>> begin MATERIAL PROVIDED

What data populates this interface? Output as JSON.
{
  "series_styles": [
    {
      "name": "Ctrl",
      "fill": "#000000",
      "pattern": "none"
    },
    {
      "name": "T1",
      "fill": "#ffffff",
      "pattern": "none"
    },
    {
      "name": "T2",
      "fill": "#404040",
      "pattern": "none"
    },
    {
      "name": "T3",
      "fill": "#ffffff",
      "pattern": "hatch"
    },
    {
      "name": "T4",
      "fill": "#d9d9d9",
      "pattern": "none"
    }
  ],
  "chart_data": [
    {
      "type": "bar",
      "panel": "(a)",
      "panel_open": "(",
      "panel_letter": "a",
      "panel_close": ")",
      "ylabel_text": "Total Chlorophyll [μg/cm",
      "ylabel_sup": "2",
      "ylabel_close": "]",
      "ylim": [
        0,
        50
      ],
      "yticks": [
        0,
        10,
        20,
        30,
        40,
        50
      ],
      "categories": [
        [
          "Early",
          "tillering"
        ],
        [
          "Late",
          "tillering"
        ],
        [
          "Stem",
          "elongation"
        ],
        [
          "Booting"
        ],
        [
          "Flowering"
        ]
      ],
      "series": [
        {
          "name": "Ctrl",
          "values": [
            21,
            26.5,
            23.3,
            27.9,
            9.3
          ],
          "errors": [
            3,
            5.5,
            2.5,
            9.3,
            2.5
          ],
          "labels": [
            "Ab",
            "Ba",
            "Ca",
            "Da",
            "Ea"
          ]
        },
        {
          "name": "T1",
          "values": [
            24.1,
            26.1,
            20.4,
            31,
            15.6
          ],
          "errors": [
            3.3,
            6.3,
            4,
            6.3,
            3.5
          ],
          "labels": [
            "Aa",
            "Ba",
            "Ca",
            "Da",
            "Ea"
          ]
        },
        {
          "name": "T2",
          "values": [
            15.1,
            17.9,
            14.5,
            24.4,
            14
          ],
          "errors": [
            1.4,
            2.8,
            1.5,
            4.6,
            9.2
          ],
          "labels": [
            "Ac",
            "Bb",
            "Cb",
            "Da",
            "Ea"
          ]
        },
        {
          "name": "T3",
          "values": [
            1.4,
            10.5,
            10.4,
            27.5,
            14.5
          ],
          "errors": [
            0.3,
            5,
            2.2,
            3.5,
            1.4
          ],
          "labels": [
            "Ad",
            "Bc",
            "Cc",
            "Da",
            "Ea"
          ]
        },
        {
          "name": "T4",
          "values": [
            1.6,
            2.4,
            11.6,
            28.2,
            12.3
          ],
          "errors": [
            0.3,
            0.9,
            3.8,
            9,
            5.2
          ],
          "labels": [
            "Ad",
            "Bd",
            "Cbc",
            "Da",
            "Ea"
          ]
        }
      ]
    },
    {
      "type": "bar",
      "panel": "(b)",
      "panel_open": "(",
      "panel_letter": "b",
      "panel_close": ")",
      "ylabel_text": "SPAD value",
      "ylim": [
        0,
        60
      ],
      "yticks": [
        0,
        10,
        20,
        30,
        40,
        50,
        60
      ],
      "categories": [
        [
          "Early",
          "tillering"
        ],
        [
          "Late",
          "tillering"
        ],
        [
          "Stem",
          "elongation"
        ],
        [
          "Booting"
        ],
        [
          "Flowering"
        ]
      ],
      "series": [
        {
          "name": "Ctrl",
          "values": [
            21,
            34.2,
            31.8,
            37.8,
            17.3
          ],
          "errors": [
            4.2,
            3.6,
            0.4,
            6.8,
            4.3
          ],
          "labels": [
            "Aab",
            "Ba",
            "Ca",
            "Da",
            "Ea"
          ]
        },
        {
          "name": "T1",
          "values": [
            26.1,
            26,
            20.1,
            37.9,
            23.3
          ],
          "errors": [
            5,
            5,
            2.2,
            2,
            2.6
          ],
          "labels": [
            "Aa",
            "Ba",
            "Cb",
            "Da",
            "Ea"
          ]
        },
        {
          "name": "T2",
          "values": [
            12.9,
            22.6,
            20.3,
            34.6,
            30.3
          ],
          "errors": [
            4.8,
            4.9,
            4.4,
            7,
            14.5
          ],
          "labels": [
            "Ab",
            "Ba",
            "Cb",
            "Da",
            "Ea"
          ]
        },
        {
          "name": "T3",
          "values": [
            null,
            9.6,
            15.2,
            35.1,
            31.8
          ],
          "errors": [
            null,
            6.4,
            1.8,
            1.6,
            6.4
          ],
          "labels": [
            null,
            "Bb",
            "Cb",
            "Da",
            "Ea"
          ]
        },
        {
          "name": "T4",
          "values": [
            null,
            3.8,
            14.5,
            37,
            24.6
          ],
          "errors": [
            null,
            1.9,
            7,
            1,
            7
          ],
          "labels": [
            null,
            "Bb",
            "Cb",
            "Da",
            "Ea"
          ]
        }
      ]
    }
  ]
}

>> end MATERIAL PROVIDED

- **EXERCISE INSTRUCTIONS**
Give the entries again in full, exactly as they are written.

- **RESULT FOR THIS EXERCISE**
What data populates this interface? Output as JSON.
{
  "series_styles": [
    {
      "name": "Ctrl",
      "fill": "#000000",
      "pattern": "none"
    },
    {
      "name": "T1",
      "fill": "#ffffff",
      "pattern": "none"
    },
    {
      "name": "T2",
      "fill": "#404040",
      "pattern": "none"
    },
    {
      "name": "T3",
      "fill": "#ffffff",
      "pattern": "hatch"
    },
    {
      "name": "T4",
      "fill": "#d9d9d9",
      "pattern": "none"
    }
  ],
  "chart_data": [
    {
      "type": "bar",
      "panel": "(a)",
      "panel_open": "(",
      "panel_letter": "a",
      "panel_close": ")",
      "ylabel_text": "Total Chlorophyll [μg/cm",
      "ylabel_sup": "2",
      "ylabel_close": "]",
      "ylim": [
        0,
        50
      ],
      "yticks": [
        0,
        10,
        20,
        30,
        40,
        50
      ],
      "categories": [
        [
          "Early",
          "tillering"
        ],
        [
          "Late",
          "tillering"
        ],
        [
          "Stem",
          "elongation"
        ],
        [
          "Booting"
        ],
        [
          "Flowering"
        ]
      ],
      "series": [
        {
          "name": "Ctrl",
          "values": [
            21,
            26.5,
            23.3,
            27.9,
            9.3
          ],
          "errors": [
            3,
            5.5,
            2.5,
            9.3,
            2.5
          ],
          "labels": [
            "Ab",
            "Ba",
            "Ca",
            "Da",
            "Ea"
          ]
        },
        {
          "name": "T1",
          "values": [
            24.1,
            26.1,
            20.4,
            31,
            15.6
          ],
          "errors": [
            3.3,
            6.3,
            4,
            6.3,
            3.5
          ],
          "labels": [
            "Aa",
            "Ba",
            "Ca",
            "Da",
            "Ea"
          ]
        },
        {
          "name": "T2",
          "values": [
            15.1,
            17.9,
            14.5,
            24.4,
            14
          ],
          "errors": [
            1.4,
            2.8,
            1.5,
            4.6,
            9.2
          ],
          "labels": [
            "Ac",
            "Bb",
            "Cb",
            "Da",
            "Ea"
          ]
        },
        {
          "name": "T3",
          "values": [
            1.4,
            10.5,
            10.4,
            27.5,
            14.5
          ],
          "errors": [
            0.3,
            5,
            2.2,
            3.5,
            1.4
          ],
          "labels": [
            "Ad",
            "Bc",
            "Cc",
            "Da",
            "Ea"
          ]
        },
        {
          "name": "T4",
          "values": [
            1.6,
            2.4,
            11.6,
            28.2,
            12.3
          ],
          "errors": [
            0.3,
            0.9,
            3.8,
            9,
            5.2
          ],
          "labels": [
            "Ad",
            "Bd",
            "Cbc",
            "Da",
            "Ea"
          ]
        }
      ]
    },
    {
      "type": "bar",
      "panel": "(b)",
      "panel_open": "(",
      "panel_letter": "b",
      "panel_close": ")",
      "ylabel_text": "SPAD value",
      "ylim": [
        0,
        60
      ],
      "yticks": [
        0,
        10,
        20,
        30,
        40,
        50,
        60
      ],
      "categories": [
        [
          "Early",
          "tillering"
        ],
        [
          "Late",
          "tillering"
        ],
        [
          "Stem",
          "elongation"
        ],
        [
          "Booting"
        ],
        [
          "Flowering"
        ]
      ],
      "series": [
        {
          "name": "Ctrl",
          "values": [
            21,
            34.2,
            31.8,
            37.8,
            17.3
          ],
          "errors": [
            4.2,
            3.6,
            0.4,
            6.8,
            4.3
          ],
          "labels": [
            "Aab",
            "Ba",
            "Ca",
            "Da",
            "Ea"
          ]
        },
        {
          "name": "T1",
          "values": [
            26.1,
            26,
            20.1,
            37.9,
            23.3
          ],
          "errors": [
            5,
            5,
            2.2,
            2,
            2.6
          ],
          "labels": [
            "Aa",
            "Ba",
            "Cb",
            "Da",
            "Ea"
          ]
        },
        {
          "name": "T2",
          "values": [
            12.9,
            22.6,
            20.3,
            34.6,
            30.3
          ],
          "errors": [
            4.8,
            4.9,
            4.4,
            7,
            14.5
          ],
          "labels": [
            "Ab",
            "Ba",
            "Cb",
            "Da",
            "Ea"
          ]
        },
        {
          "name": "T3",
          "values": [
            null,
            9.6,
            15.2,
            35.1,
            31.8
          ],
          "errors": [
            null,
            6.4,
            1.8,
            1.6,
            6.4
          ],
          "labels": [
            null,
            "Bb",
            "Cb",
            "Da",
            "Ea"
          ]
        },
        {
          "name": "T4",
          "values": [
            null,
            3.8,
            14.5,
            37,
            24.6
          ],
          "errors": [
            null,
            1.9,
            7,
            1,
            7
          ],
          "labels": [
            null,
            "Bb",
            "Cb",
            "Da",
            "Ea"
          ]
        }
      ]
    }
  ]
}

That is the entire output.